- Excerpted data:
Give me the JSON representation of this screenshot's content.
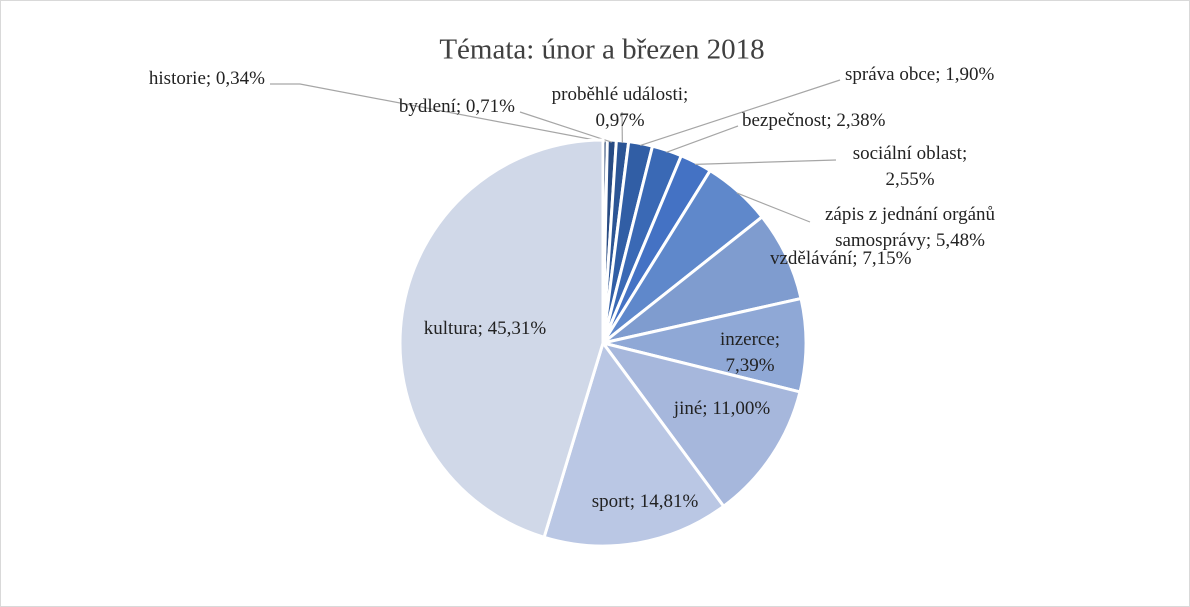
{
  "chart_data": {
    "type": "pie",
    "title": "Témata: únor a březen 2018",
    "values": [
      0.34,
      0.71,
      0.97,
      1.9,
      2.38,
      2.55,
      5.48,
      7.15,
      7.39,
      11.0,
      14.81,
      45.31
    ],
    "value_labels": [
      [
        "historie; 0,34%"
      ],
      [
        "bydlení; 0,71%"
      ],
      [
        "proběhlé události;",
        "0,97%"
      ],
      [
        "správa obce; 1,90%"
      ],
      [
        "bezpečnost; 2,38%"
      ],
      [
        "sociální oblast;",
        "2,55%"
      ],
      [
        "zápis z jednání orgánů",
        "samosprávy; 5,48%"
      ],
      [
        "vzdělávání; 7,15%"
      ],
      [
        "inzerce;",
        "7,39%"
      ],
      [
        "jiné; 11,00%"
      ],
      [
        "sport; 14,81%"
      ],
      [
        "kultura; 45,31%"
      ]
    ],
    "colors": [
      "#23406f",
      "#284b83",
      "#2c5595",
      "#315ea5",
      "#3a69b5",
      "#4472c4",
      "#5f88cb",
      "#7f9ccf",
      "#8fa8d6",
      "#a6b7dc",
      "#bac7e4",
      "#d0d8e8"
    ]
  }
}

- What is expected: Would you return the data exactly as written, without the pictures?

- Solution for this problem:
Give me the JSON representation of this screenshot's content.
{
  "chart_data": {
    "type": "pie",
    "title": "Témata: únor a březen 2018",
    "values": [
      0.34,
      0.71,
      0.97,
      1.9,
      2.38,
      2.55,
      5.48,
      7.15,
      7.39,
      11.0,
      14.81,
      45.31
    ],
    "value_labels": [
      [
        "historie; 0,34%"
      ],
      [
        "bydlení; 0,71%"
      ],
      [
        "proběhlé události;",
        "0,97%"
      ],
      [
        "správa obce; 1,90%"
      ],
      [
        "bezpečnost; 2,38%"
      ],
      [
        "sociální oblast;",
        "2,55%"
      ],
      [
        "zápis z jednání orgánů",
        "samosprávy; 5,48%"
      ],
      [
        "vzdělávání; 7,15%"
      ],
      [
        "inzerce;",
        "7,39%"
      ],
      [
        "jiné; 11,00%"
      ],
      [
        "sport; 14,81%"
      ],
      [
        "kultura; 45,31%"
      ]
    ],
    "colors": [
      "#23406f",
      "#284b83",
      "#2c5595",
      "#315ea5",
      "#3a69b5",
      "#4472c4",
      "#5f88cb",
      "#7f9ccf",
      "#8fa8d6",
      "#a6b7dc",
      "#bac7e4",
      "#d0d8e8"
    ]
  }
}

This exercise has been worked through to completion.